• **EXERCISE BRIEF**
In the data below, find every line with the string "antisolvent" and pull it out.

──────── EXCERPTED RECORDS ────────

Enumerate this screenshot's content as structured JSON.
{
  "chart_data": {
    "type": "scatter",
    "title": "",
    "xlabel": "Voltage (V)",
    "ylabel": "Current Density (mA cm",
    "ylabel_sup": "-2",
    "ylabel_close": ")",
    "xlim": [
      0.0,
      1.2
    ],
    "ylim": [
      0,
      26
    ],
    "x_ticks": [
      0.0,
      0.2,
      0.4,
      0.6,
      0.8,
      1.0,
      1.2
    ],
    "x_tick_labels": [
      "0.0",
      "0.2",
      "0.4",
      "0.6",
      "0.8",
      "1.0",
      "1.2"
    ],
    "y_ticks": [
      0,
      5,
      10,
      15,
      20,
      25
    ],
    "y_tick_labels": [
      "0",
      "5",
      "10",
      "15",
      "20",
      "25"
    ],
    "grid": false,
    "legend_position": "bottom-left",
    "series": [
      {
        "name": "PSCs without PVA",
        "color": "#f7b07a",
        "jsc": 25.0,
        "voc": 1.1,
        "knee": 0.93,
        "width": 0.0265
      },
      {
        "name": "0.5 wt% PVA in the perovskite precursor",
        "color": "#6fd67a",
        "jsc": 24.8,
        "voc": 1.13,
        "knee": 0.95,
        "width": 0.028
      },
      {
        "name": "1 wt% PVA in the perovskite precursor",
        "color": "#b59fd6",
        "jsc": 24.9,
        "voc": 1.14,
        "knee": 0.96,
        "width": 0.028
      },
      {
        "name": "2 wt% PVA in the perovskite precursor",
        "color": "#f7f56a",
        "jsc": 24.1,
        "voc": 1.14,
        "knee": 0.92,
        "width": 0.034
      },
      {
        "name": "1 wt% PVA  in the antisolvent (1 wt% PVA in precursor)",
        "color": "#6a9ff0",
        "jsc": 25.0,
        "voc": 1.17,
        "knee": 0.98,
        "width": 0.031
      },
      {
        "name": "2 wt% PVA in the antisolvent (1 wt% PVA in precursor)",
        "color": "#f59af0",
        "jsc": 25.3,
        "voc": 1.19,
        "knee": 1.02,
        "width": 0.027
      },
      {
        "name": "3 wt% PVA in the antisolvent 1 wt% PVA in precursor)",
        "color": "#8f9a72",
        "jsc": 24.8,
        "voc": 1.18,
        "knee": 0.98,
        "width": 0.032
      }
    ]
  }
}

────────

• **COMPLETED TASK**
        "name": "1 wt% PVA  in the antisolvent (1 wt% PVA in precursor)",
        "name": "2 wt% PVA in the antisolvent (1 wt% PVA in precursor)",
        "name": "3 wt% PVA in the antisolvent 1 wt% PVA in precursor)",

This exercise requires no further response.